**RECORD EXCERPTS**

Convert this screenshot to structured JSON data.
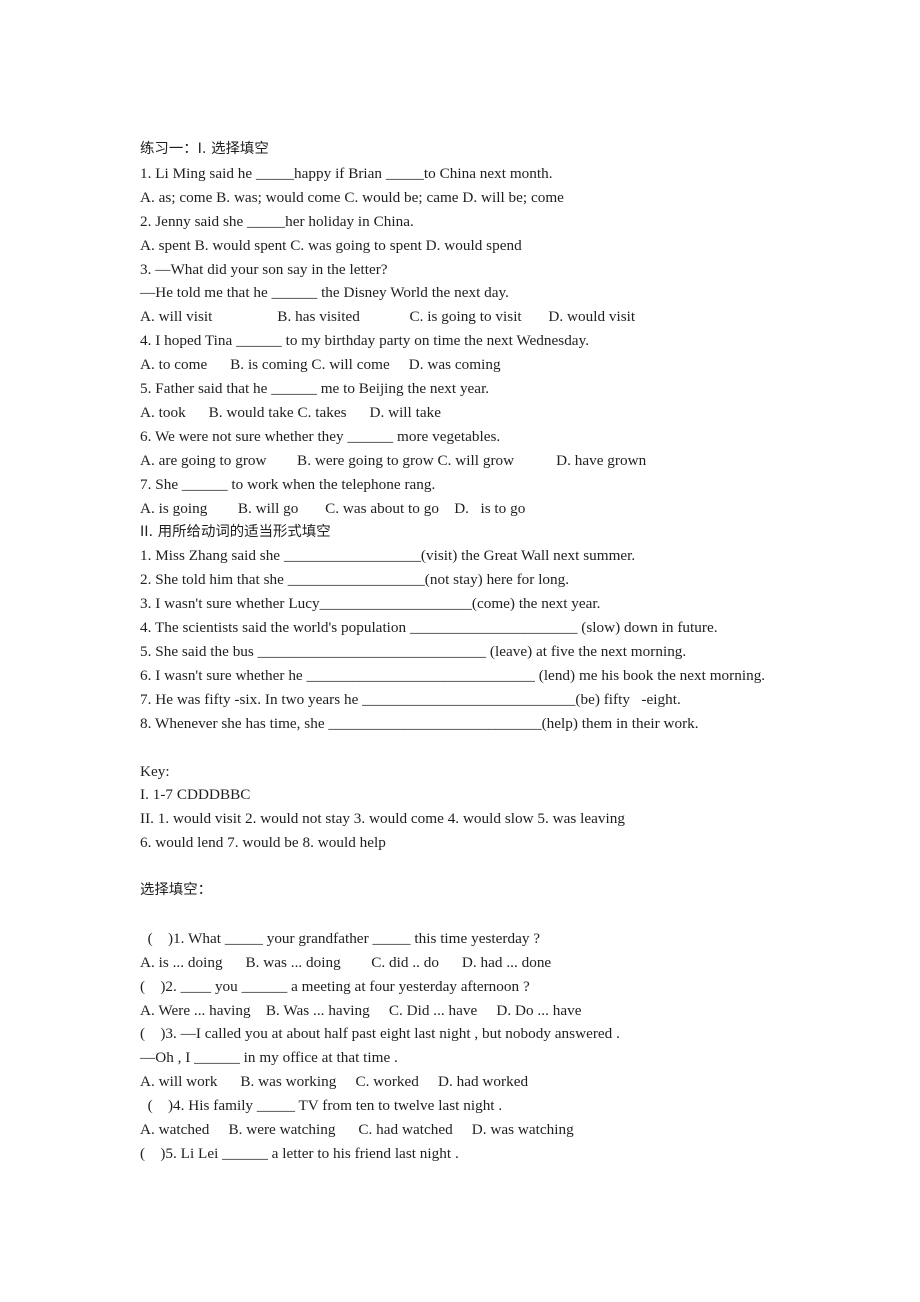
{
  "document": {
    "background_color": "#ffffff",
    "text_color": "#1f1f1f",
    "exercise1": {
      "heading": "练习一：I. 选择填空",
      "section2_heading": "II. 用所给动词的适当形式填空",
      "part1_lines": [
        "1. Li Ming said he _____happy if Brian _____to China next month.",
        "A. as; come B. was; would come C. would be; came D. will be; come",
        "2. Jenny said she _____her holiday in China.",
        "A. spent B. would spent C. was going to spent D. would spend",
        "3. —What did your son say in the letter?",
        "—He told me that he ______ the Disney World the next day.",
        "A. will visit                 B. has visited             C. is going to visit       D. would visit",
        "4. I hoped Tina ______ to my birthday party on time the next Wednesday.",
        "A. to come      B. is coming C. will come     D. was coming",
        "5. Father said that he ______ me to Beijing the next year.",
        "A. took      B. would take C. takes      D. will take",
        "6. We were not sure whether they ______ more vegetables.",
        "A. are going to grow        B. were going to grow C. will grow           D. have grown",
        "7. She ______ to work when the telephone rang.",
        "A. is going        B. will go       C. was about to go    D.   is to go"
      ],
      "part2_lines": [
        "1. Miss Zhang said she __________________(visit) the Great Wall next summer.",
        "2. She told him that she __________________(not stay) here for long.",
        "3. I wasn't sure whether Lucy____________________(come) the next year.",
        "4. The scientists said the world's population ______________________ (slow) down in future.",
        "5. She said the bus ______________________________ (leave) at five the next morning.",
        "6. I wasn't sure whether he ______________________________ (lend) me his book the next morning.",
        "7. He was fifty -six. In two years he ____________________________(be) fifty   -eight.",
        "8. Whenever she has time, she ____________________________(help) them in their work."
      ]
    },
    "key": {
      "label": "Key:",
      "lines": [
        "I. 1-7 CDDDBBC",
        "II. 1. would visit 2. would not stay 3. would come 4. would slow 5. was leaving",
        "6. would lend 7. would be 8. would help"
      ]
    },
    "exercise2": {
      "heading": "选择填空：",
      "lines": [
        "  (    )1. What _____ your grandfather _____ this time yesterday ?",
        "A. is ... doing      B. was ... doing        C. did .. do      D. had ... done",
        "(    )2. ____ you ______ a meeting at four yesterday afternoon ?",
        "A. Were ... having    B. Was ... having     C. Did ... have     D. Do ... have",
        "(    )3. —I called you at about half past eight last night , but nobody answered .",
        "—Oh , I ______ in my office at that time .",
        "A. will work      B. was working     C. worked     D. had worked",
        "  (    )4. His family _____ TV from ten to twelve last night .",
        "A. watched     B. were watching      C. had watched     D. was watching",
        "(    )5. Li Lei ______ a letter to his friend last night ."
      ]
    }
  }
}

**TASK TO CARRY OUT**
All of the records need repeating exactly, except for the pictures.

**WRITTEN RESPONSE**
Convert this screenshot to structured JSON data.
{
  "document": {
    "background_color": "#ffffff",
    "text_color": "#1f1f1f",
    "exercise1": {
      "heading": "练习一：I. 选择填空",
      "section2_heading": "II. 用所给动词的适当形式填空",
      "part1_lines": [
        "1. Li Ming said he _____happy if Brian _____to China next month.",
        "A. as; come B. was; would come C. would be; came D. will be; come",
        "2. Jenny said she _____her holiday in China.",
        "A. spent B. would spent C. was going to spent D. would spend",
        "3. —What did your son say in the letter?",
        "—He told me that he ______ the Disney World the next day.",
        "A. will visit                 B. has visited             C. is going to visit       D. would visit",
        "4. I hoped Tina ______ to my birthday party on time the next Wednesday.",
        "A. to come      B. is coming C. will come     D. was coming",
        "5. Father said that he ______ me to Beijing the next year.",
        "A. took      B. would take C. takes      D. will take",
        "6. We were not sure whether they ______ more vegetables.",
        "A. are going to grow        B. were going to grow C. will grow           D. have grown",
        "7. She ______ to work when the telephone rang.",
        "A. is going        B. will go       C. was about to go    D.   is to go"
      ],
      "part2_lines": [
        "1. Miss Zhang said she __________________(visit) the Great Wall next summer.",
        "2. She told him that she __________________(not stay) here for long.",
        "3. I wasn't sure whether Lucy____________________(come) the next year.",
        "4. The scientists said the world's population ______________________ (slow) down in future.",
        "5. She said the bus ______________________________ (leave) at five the next morning.",
        "6. I wasn't sure whether he ______________________________ (lend) me his book the next morning.",
        "7. He was fifty -six. In two years he ____________________________(be) fifty   -eight.",
        "8. Whenever she has time, she ____________________________(help) them in their work."
      ]
    },
    "key": {
      "label": "Key:",
      "lines": [
        "I. 1-7 CDDDBBC",
        "II. 1. would visit 2. would not stay 3. would come 4. would slow 5. was leaving",
        "6. would lend 7. would be 8. would help"
      ]
    },
    "exercise2": {
      "heading": "选择填空：",
      "lines": [
        "  (    )1. What _____ your grandfather _____ this time yesterday ?",
        "A. is ... doing      B. was ... doing        C. did .. do      D. had ... done",
        "(    )2. ____ you ______ a meeting at four yesterday afternoon ?",
        "A. Were ... having    B. Was ... having     C. Did ... have     D. Do ... have",
        "(    )3. —I called you at about half past eight last night , but nobody answered .",
        "—Oh , I ______ in my office at that time .",
        "A. will work      B. was working     C. worked     D. had worked",
        "  (    )4. His family _____ TV from ten to twelve last night .",
        "A. watched     B. were watching      C. had watched     D. was watching",
        "(    )5. Li Lei ______ a letter to his friend last night ."
      ]
    }
  }
}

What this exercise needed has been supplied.